Given request
Repeat the material verbatim and drop the pictures.

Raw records
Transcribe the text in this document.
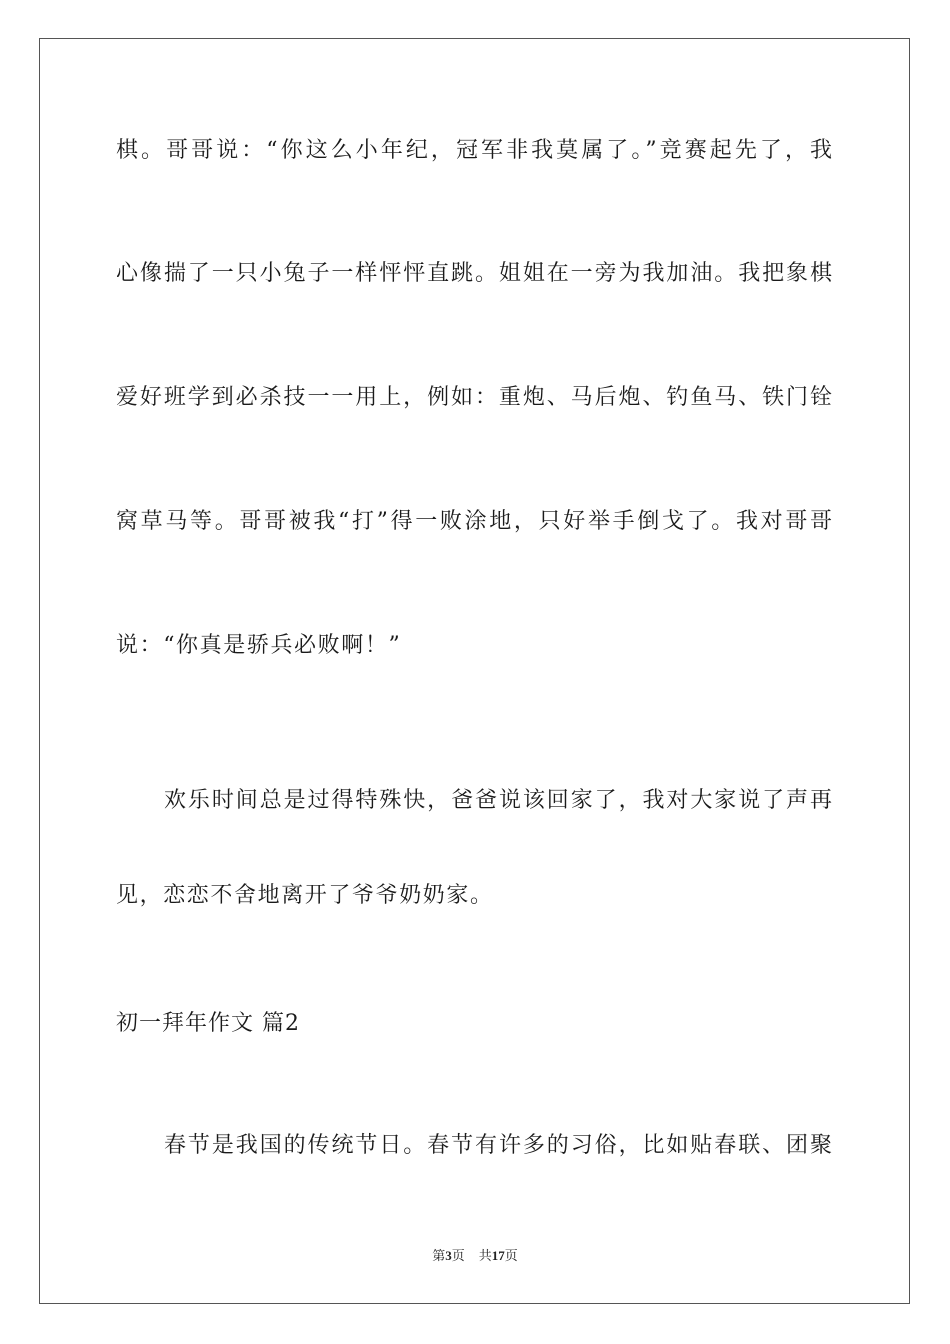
棋。哥哥说：“你这么小年纪，冠军非我莫属了。”竞赛起先了，我
心像揣了一只小兔子一样怦怦直跳。姐姐在一旁为我加油。我把象棋
爱好班学到必杀技一一用上，例如：重炮、马后炮、钓鱼马、铁门铨
窝草马等。哥哥被我“打”得一败涂地，只好举手倒戈了。我对哥哥
说：“你真是骄兵必败啊！”
欢乐时间总是过得特殊快，爸爸说该回家了，我对大家说了声再
见，恋恋不舍地离开了爷爷奶奶家。
初一拜年作文 篇2
春节是我国的传统节日。春节有许多的习俗，比如贴春联、团聚
第3页 共17页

Expected output
Transcribe the text in this document.
棋。哥哥说：“你这么小年纪，冠军非我莫属了。”竞赛起先了，我
心像揣了一只小兔子一样怦怦直跳。姐姐在一旁为我加油。我把象棋
爱好班学到必杀技一一用上，例如：重炮、马后炮、钓鱼马、铁门铨
窝草马等。哥哥被我“打”得一败涂地，只好举手倒戈了。我对哥哥
说：“你真是骄兵必败啊！”
欢乐时间总是过得特殊快，爸爸说该回家了，我对大家说了声再
见，恋恋不舍地离开了爷爷奶奶家。
初一拜年作文 篇2
春节是我国的传统节日。春节有许多的习俗，比如贴春联、团聚
第3页 共17页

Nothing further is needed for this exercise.